▶ **THE REQUEST**
Your task is to extract every line from the material below exactly.

▶ **RECORDS SUPPLIED**
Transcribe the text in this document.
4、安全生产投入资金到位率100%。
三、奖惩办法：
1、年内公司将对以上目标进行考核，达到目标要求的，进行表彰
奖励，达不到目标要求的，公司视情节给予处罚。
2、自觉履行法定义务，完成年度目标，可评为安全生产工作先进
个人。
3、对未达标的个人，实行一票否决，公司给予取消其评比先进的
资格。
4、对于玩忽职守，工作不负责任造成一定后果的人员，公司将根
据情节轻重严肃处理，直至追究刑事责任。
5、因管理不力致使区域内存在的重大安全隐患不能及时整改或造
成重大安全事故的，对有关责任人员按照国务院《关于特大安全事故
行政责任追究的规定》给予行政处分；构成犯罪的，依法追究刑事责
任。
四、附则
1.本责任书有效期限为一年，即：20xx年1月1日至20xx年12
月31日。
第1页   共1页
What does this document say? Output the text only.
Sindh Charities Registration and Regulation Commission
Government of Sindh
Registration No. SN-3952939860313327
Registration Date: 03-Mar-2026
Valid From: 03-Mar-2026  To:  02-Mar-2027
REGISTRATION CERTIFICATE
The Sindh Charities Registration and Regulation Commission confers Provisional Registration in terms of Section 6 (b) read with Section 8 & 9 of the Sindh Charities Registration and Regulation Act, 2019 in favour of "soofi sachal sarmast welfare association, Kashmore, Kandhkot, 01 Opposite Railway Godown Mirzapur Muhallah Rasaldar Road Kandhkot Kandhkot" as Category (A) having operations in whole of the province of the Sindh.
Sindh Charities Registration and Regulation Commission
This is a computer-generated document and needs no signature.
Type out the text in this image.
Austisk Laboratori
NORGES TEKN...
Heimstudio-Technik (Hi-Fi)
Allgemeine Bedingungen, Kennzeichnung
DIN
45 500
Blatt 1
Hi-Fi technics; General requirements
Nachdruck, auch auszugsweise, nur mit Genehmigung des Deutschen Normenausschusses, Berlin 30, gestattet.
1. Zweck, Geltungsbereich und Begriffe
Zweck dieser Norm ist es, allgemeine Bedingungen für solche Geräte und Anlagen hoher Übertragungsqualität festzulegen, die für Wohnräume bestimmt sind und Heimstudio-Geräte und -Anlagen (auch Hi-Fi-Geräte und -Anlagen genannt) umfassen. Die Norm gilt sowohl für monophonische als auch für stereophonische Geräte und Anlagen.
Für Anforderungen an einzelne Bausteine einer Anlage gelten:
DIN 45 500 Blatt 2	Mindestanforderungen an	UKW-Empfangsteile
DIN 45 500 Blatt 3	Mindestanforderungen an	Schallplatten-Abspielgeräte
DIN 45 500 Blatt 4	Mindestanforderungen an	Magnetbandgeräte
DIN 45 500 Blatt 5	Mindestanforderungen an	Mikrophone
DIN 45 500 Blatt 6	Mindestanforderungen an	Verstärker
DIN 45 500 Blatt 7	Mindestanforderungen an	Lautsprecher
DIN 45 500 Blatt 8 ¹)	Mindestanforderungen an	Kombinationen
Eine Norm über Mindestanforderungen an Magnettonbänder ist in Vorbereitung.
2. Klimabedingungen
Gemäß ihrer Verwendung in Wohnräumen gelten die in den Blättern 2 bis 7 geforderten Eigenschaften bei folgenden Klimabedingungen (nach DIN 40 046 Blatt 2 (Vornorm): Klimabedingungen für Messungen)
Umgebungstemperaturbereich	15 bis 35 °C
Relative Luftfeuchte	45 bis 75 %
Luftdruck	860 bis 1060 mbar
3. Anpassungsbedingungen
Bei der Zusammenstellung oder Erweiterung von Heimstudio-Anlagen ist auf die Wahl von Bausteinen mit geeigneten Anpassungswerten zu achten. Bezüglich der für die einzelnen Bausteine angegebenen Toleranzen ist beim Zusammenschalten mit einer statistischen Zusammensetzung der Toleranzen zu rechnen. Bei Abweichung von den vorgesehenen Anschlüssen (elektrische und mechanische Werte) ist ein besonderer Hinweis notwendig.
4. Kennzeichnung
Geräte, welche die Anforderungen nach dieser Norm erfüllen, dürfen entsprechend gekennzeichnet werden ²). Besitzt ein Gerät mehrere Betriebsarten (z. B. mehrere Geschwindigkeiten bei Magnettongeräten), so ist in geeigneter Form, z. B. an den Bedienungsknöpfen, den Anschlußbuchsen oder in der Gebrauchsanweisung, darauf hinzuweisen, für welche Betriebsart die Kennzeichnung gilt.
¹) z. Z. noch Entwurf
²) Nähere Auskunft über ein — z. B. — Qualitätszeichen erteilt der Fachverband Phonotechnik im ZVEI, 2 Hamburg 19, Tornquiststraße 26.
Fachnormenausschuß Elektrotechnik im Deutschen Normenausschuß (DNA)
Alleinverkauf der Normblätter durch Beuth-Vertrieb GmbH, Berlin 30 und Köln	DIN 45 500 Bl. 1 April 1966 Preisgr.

▶ **RESULT OF THIS TASK**
Transcribe the text in this document.
4、安全生产投入资金到位率100%。
三、奖惩办法：
1、年内公司将对以上目标进行考核，达到目标要求的，进行表彰
奖励，达不到目标要求的，公司视情节给予处罚。
2、自觉履行法定义务，完成年度目标，可评为安全生产工作先进
个人。
3、对未达标的个人，实行一票否决，公司给予取消其评比先进的
资格。
4、对于玩忽职守，工作不负责任造成一定后果的人员，公司将根
据情节轻重严肃处理，直至追究刑事责任。
5、因管理不力致使区域内存在的重大安全隐患不能及时整改或造
成重大安全事故的，对有关责任人员按照国务院《关于特大安全事故
行政责任追究的规定》给予行政处分；构成犯罪的，依法追究刑事责
任。
四、附则
1.本责任书有效期限为一年，即：20xx年1月1日至20xx年12
月31日。
第1页   共1页
What does this document say? Output the text only.
Sindh Charities Registration and Regulation Commission
Government of Sindh
Registration No. SN-3952939860313327
Registration Date: 03-Mar-2026
Valid From: 03-Mar-2026  To:  02-Mar-2027
REGISTRATION CERTIFICATE
The Sindh Charities Registration and Regulation Commission confers Provisional Registration in terms of Section 6 (b) read with Section 8 & 9 of the Sindh Charities Registration and Regulation Act, 2019 in favour of "soofi sachal sarmast welfare association, Kashmore, Kandhkot, 01 Opposite Railway Godown Mirzapur Muhallah Rasaldar Road Kandhkot Kandhkot" as Category (A) having operations in whole of the province of the Sindh.
Sindh Charities Registration and Regulation Commission
This is a computer-generated document and needs no signature.
Type out the text in this image.
Austisk Laboratori
NORGES TEKN...
Heimstudio-Technik (Hi-Fi)
Allgemeine Bedingungen, Kennzeichnung
DIN
45 500
Blatt 1
Hi-Fi technics; General requirements
Nachdruck, auch auszugsweise, nur mit Genehmigung des Deutschen Normenausschusses, Berlin 30, gestattet.
1. Zweck, Geltungsbereich und Begriffe
Zweck dieser Norm ist es, allgemeine Bedingungen für solche Geräte und Anlagen hoher Übertragungsqualität festzulegen, die für Wohnräume bestimmt sind und Heimstudio-Geräte und -Anlagen (auch Hi-Fi-Geräte und -Anlagen genannt) umfassen. Die Norm gilt sowohl für monophonische als auch für stereophonische Geräte und Anlagen.
Für Anforderungen an einzelne Bausteine einer Anlage gelten:
DIN 45 500 Blatt 2	Mindestanforderungen an	UKW-Empfangsteile
DIN 45 500 Blatt 3	Mindestanforderungen an	Schallplatten-Abspielgeräte
DIN 45 500 Blatt 4	Mindestanforderungen an	Magnetbandgeräte
DIN 45 500 Blatt 5	Mindestanforderungen an	Mikrophone
DIN 45 500 Blatt 6	Mindestanforderungen an	Verstärker
DIN 45 500 Blatt 7	Mindestanforderungen an	Lautsprecher
DIN 45 500 Blatt 8 ¹)	Mindestanforderungen an	Kombinationen
Eine Norm über Mindestanforderungen an Magnettonbänder ist in Vorbereitung.
2. Klimabedingungen
Gemäß ihrer Verwendung in Wohnräumen gelten die in den Blättern 2 bis 7 geforderten Eigenschaften bei folgenden Klimabedingungen (nach DIN 40 046 Blatt 2 (Vornorm): Klimabedingungen für Messungen)
Umgebungstemperaturbereich	15 bis 35 °C
Relative Luftfeuchte	45 bis 75 %
Luftdruck	860 bis 1060 mbar
3. Anpassungsbedingungen
Bei der Zusammenstellung oder Erweiterung von Heimstudio-Anlagen ist auf die Wahl von Bausteinen mit geeigneten Anpassungswerten zu achten. Bezüglich der für die einzelnen Bausteine angegebenen Toleranzen ist beim Zusammenschalten mit einer statistischen Zusammensetzung der Toleranzen zu rechnen. Bei Abweichung von den vorgesehenen Anschlüssen (elektrische und mechanische Werte) ist ein besonderer Hinweis notwendig.
4. Kennzeichnung
Geräte, welche die Anforderungen nach dieser Norm erfüllen, dürfen entsprechend gekennzeichnet werden ²). Besitzt ein Gerät mehrere Betriebsarten (z. B. mehrere Geschwindigkeiten bei Magnettongeräten), so ist in geeigneter Form, z. B. an den Bedienungsknöpfen, den Anschlußbuchsen oder in der Gebrauchsanweisung, darauf hinzuweisen, für welche Betriebsart die Kennzeichnung gilt.
¹) z. Z. noch Entwurf
²) Nähere Auskunft über ein — z. B. — Qualitätszeichen erteilt der Fachverband Phonotechnik im ZVEI, 2 Hamburg 19, Tornquiststraße 26.
Fachnormenausschuß Elektrotechnik im Deutschen Normenausschuß (DNA)
Alleinverkauf der Normblätter durch Beuth-Vertrieb GmbH, Berlin 30 und Köln	DIN 45 500 Bl. 1 April 1966 Preisgr.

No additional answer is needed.